Task directions:
In the material below, the lines containing the word "clump" are required; copy each of them.

[start Data excerpts]

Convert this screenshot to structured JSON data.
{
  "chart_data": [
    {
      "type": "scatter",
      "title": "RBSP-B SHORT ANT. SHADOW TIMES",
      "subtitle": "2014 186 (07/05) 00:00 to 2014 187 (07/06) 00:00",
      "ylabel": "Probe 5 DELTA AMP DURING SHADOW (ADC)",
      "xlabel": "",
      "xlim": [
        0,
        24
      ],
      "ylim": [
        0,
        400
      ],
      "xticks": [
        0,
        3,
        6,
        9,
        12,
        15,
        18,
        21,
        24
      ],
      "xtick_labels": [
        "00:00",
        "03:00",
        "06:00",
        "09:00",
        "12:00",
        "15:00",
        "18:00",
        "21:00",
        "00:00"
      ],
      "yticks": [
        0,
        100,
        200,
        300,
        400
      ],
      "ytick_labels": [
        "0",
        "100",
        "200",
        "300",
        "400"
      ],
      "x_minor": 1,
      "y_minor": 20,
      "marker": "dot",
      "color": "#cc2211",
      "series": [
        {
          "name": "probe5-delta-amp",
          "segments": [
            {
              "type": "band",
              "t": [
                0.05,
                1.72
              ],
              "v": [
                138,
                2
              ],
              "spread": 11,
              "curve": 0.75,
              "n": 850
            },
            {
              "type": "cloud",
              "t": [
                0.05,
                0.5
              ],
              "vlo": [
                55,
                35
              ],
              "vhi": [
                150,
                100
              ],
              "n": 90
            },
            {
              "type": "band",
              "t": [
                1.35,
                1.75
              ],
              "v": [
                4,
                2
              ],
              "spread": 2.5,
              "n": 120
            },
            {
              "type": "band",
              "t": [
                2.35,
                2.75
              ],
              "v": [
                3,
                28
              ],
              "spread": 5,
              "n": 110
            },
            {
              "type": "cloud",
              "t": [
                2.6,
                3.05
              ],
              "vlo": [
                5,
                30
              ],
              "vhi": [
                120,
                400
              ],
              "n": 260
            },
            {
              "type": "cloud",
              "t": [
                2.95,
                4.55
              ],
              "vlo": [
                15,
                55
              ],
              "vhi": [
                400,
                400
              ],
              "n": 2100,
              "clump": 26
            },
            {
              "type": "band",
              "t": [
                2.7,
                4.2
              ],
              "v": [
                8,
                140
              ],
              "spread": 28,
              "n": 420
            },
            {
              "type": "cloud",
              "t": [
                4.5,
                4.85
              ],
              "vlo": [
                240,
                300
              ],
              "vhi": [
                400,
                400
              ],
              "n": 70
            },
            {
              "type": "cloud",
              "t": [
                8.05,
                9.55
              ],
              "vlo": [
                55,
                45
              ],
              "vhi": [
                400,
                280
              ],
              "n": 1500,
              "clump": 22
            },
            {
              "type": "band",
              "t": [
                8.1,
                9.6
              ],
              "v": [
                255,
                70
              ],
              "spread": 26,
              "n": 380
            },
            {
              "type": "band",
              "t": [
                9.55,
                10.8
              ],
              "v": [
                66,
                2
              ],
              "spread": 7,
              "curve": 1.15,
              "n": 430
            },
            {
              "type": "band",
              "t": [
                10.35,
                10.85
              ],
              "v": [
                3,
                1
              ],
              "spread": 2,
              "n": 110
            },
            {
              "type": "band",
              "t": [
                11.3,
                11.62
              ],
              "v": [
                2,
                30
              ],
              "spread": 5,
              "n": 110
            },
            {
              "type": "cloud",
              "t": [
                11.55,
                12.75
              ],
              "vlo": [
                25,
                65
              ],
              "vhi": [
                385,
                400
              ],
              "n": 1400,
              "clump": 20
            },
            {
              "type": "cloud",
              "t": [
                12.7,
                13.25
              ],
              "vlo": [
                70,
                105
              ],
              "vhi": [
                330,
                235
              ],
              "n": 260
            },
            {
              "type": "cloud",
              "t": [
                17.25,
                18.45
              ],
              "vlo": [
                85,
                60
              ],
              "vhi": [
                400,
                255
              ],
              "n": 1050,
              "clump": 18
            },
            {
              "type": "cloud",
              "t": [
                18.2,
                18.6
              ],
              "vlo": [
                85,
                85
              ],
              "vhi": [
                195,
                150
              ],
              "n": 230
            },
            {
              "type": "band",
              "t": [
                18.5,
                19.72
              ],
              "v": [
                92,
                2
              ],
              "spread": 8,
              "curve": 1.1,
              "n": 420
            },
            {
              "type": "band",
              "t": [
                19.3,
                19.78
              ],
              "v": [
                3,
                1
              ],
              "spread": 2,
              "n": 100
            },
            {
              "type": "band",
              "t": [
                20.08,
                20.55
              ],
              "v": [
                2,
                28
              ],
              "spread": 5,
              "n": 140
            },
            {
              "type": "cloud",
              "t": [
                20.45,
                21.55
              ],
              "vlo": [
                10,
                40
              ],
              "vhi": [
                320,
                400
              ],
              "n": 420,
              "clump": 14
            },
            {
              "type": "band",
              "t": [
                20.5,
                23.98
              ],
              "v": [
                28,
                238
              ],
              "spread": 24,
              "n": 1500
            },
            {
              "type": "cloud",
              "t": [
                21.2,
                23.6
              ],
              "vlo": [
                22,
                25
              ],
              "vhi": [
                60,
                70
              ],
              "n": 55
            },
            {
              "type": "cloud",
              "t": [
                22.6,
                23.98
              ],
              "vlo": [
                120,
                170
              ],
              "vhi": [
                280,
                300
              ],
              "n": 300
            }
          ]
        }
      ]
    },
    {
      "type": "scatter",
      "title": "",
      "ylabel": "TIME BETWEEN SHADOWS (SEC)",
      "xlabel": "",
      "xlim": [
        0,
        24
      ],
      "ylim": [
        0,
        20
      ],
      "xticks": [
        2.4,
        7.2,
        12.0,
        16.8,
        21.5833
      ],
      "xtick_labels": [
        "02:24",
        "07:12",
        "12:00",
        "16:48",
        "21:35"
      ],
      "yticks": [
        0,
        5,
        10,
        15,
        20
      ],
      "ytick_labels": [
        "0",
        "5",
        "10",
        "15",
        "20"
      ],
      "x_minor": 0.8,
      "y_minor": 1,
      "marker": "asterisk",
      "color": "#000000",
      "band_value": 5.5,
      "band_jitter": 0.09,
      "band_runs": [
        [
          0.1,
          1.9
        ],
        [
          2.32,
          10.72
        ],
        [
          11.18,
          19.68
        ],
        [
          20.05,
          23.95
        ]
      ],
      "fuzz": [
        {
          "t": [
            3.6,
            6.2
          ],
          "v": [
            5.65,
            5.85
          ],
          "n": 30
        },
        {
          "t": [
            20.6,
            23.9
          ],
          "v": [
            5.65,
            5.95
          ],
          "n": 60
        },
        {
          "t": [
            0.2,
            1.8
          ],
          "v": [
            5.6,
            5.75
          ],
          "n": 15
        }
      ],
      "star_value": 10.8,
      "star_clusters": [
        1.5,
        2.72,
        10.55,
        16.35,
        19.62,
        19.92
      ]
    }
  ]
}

[end Data excerpts]

Final result:
              "clump": 26
              "clump": 22
              "clump": 20
              "clump": 18
              "clump": 14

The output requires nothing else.